DATASET:
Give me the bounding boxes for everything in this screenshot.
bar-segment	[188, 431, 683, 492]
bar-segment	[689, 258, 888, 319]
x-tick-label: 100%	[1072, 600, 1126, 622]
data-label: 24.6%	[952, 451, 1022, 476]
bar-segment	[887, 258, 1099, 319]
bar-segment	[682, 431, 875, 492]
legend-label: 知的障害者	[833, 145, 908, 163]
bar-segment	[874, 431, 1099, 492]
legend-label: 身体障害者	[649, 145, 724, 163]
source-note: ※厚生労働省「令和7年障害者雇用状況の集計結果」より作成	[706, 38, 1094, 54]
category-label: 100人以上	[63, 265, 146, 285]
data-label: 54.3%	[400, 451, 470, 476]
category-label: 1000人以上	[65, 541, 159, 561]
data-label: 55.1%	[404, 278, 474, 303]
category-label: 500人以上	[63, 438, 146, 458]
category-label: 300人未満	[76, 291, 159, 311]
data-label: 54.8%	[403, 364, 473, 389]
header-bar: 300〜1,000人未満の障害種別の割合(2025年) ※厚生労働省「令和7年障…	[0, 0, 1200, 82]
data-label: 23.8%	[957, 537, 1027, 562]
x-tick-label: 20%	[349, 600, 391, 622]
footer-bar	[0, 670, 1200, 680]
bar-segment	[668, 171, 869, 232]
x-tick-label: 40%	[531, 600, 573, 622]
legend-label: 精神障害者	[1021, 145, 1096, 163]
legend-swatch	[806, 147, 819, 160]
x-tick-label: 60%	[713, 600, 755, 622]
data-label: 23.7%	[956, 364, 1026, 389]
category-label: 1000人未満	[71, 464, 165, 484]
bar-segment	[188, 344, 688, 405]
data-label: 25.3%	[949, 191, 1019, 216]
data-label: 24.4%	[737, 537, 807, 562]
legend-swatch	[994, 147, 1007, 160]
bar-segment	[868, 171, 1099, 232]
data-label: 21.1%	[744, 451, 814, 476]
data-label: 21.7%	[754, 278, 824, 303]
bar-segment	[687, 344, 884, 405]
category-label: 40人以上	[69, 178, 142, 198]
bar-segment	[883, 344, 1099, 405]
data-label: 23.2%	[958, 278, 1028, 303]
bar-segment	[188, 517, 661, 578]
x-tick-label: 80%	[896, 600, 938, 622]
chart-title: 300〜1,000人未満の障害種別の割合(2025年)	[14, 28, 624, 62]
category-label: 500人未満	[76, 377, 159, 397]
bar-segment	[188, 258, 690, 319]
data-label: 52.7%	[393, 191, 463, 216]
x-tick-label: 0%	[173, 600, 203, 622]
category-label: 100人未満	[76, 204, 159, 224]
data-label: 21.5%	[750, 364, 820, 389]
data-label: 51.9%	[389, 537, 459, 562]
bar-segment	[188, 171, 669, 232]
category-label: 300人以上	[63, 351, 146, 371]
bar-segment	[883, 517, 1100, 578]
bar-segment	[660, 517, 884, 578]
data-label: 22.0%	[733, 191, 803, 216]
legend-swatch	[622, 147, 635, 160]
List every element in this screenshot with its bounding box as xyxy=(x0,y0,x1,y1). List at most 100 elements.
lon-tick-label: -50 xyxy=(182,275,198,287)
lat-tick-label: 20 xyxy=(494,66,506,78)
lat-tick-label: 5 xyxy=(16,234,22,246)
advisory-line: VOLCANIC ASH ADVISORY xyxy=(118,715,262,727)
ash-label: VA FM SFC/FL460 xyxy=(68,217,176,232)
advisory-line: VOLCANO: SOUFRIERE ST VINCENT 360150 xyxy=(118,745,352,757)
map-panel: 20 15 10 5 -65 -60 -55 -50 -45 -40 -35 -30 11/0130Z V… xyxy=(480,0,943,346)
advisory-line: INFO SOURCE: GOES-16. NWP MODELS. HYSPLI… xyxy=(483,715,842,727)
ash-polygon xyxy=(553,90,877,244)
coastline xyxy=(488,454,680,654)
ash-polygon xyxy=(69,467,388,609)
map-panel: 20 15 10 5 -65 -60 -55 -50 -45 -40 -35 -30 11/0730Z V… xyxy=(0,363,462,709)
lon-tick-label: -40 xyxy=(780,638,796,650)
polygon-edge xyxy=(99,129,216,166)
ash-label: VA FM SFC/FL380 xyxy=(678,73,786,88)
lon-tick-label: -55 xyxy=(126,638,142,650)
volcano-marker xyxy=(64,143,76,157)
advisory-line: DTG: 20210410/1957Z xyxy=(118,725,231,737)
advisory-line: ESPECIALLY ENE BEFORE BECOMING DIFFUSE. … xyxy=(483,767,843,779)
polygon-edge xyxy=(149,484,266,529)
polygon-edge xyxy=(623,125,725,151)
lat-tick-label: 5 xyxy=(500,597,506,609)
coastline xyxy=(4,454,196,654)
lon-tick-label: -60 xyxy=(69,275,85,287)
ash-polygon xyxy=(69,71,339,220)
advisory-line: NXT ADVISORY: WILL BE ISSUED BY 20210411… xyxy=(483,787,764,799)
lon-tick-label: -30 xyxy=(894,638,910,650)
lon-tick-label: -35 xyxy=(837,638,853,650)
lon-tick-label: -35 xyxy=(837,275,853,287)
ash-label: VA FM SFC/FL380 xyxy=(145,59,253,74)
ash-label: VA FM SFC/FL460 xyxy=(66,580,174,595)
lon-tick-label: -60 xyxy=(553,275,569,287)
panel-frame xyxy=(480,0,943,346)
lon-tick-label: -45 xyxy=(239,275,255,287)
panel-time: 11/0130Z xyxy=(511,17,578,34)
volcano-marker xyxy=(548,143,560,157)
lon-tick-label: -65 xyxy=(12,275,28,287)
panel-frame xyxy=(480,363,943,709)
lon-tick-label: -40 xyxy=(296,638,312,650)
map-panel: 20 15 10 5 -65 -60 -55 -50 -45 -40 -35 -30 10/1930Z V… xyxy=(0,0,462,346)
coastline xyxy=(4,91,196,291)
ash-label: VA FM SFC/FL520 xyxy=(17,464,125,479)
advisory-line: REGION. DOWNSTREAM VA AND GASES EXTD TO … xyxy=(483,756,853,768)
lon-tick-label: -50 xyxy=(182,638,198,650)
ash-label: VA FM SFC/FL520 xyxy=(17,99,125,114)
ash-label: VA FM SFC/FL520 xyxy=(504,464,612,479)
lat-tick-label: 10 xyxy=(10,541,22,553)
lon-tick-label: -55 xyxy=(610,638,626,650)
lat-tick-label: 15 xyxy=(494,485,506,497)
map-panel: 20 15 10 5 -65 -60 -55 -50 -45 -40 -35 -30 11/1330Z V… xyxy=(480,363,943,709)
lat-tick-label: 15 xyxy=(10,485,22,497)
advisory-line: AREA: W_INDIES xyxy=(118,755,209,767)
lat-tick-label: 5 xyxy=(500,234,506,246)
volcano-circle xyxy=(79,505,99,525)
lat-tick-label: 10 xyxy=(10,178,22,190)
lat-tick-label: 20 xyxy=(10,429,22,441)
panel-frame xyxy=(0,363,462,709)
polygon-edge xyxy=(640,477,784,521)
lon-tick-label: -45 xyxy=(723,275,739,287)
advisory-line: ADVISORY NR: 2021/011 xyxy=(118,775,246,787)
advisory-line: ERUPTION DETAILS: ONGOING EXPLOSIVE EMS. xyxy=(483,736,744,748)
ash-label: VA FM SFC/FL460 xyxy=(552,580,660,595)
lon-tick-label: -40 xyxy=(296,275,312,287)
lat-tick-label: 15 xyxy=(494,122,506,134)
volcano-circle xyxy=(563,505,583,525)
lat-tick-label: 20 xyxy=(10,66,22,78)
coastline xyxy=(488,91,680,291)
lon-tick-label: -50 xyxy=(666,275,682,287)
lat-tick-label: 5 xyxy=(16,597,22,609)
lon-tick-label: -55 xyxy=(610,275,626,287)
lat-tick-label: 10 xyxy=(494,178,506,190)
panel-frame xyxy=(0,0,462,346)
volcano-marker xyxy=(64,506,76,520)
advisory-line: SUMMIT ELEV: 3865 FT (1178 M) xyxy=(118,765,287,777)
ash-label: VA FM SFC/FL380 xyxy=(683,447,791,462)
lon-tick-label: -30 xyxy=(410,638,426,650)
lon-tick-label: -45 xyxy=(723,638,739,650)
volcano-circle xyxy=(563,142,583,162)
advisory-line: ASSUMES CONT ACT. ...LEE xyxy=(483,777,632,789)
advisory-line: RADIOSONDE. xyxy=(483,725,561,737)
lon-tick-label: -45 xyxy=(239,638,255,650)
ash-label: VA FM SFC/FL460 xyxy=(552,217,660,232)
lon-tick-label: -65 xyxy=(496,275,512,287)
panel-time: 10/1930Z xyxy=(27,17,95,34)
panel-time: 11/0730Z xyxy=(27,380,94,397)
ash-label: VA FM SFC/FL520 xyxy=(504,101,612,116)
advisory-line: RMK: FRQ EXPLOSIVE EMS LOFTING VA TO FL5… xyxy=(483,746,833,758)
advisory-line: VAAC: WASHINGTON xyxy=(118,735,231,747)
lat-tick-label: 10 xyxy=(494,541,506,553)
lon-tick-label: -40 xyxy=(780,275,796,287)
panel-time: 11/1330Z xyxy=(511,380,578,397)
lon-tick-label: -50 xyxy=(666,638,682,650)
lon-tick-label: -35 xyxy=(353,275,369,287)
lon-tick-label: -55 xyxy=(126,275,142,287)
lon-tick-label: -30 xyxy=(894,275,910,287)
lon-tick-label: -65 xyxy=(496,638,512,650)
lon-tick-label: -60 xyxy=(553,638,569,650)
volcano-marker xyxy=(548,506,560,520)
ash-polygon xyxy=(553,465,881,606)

PROBLEM REQUIREMENTS:
Reproduce the data verbatim from its first line through the line containing "600, 391, 622]", including both.

REPLY:
Give me the bounding boxes for everything in this screenshot.
bar-segment	[188, 431, 683, 492]
bar-segment	[689, 258, 888, 319]
x-tick-label: 100%	[1072, 600, 1126, 622]
data-label: 24.6%	[952, 451, 1022, 476]
bar-segment	[887, 258, 1099, 319]
bar-segment	[682, 431, 875, 492]
legend-label: 知的障害者	[833, 145, 908, 163]
bar-segment	[874, 431, 1099, 492]
legend-label: 身体障害者	[649, 145, 724, 163]
source-note: ※厚生労働省「令和7年障害者雇用状況の集計結果」より作成	[706, 38, 1094, 54]
category-label: 100人以上	[63, 265, 146, 285]
data-label: 54.3%	[400, 451, 470, 476]
category-label: 1000人以上	[65, 541, 159, 561]
data-label: 55.1%	[404, 278, 474, 303]
category-label: 500人以上	[63, 438, 146, 458]
category-label: 300人未満	[76, 291, 159, 311]
data-label: 54.8%	[403, 364, 473, 389]
header-bar: 300〜1,000人未満の障害種別の割合(2025年) ※厚生労働省「令和7年障…	[0, 0, 1200, 82]
data-label: 23.8%	[957, 537, 1027, 562]
x-tick-label: 20%	[349, 600, 391, 622]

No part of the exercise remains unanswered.